**GOAL OF THE EXERCISE:** Write out the whole listing word for word.

**DATASET RECORDS:**
(begin)

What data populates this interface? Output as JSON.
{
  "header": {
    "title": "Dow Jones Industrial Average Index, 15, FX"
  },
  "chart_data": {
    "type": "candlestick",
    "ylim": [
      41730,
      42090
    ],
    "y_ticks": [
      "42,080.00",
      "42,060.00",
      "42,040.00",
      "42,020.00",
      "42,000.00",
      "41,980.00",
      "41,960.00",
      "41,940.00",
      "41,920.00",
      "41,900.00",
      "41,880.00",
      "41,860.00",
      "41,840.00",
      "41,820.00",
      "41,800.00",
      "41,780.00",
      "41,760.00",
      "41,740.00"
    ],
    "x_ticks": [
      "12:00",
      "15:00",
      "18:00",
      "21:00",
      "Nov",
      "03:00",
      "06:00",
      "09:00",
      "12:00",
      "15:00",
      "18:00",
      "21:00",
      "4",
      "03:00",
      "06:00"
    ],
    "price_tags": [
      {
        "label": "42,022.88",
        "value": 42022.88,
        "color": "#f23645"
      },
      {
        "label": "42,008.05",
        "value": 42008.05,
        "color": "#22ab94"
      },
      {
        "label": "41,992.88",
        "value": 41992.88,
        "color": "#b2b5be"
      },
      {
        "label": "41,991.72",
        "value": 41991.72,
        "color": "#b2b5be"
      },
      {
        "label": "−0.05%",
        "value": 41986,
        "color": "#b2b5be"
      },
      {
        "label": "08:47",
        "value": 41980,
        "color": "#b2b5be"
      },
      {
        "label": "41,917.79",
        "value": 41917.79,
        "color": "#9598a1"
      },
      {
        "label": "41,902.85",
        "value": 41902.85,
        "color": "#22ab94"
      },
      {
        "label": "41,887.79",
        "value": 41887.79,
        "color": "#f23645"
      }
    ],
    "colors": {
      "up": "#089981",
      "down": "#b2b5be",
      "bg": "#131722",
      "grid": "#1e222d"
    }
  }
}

(end)

**WRITTEN RESPONSE:**
What data populates this interface? Output as JSON.
{
  "header": {
    "title": "Dow Jones Industrial Average Index, 15, FX"
  },
  "chart_data": {
    "type": "candlestick",
    "ylim": [
      41730,
      42090
    ],
    "y_ticks": [
      "42,080.00",
      "42,060.00",
      "42,040.00",
      "42,020.00",
      "42,000.00",
      "41,980.00",
      "41,960.00",
      "41,940.00",
      "41,920.00",
      "41,900.00",
      "41,880.00",
      "41,860.00",
      "41,840.00",
      "41,820.00",
      "41,800.00",
      "41,780.00",
      "41,760.00",
      "41,740.00"
    ],
    "x_ticks": [
      "12:00",
      "15:00",
      "18:00",
      "21:00",
      "Nov",
      "03:00",
      "06:00",
      "09:00",
      "12:00",
      "15:00",
      "18:00",
      "21:00",
      "4",
      "03:00",
      "06:00"
    ],
    "price_tags": [
      {
        "label": "42,022.88",
        "value": 42022.88,
        "color": "#f23645"
      },
      {
        "label": "42,008.05",
        "value": 42008.05,
        "color": "#22ab94"
      },
      {
        "label": "41,992.88",
        "value": 41992.88,
        "color": "#b2b5be"
      },
      {
        "label": "41,991.72",
        "value": 41991.72,
        "color": "#b2b5be"
      },
      {
        "label": "−0.05%",
        "value": 41986,
        "color": "#b2b5be"
      },
      {
        "label": "08:47",
        "value": 41980,
        "color": "#b2b5be"
      },
      {
        "label": "41,917.79",
        "value": 41917.79,
        "color": "#9598a1"
      },
      {
        "label": "41,902.85",
        "value": 41902.85,
        "color": "#22ab94"
      },
      {
        "label": "41,887.79",
        "value": 41887.79,
        "color": "#f23645"
      }
    ],
    "colors": {
      "up": "#089981",
      "down": "#b2b5be",
      "bg": "#131722",
      "grid": "#1e222d"
    }
  }
}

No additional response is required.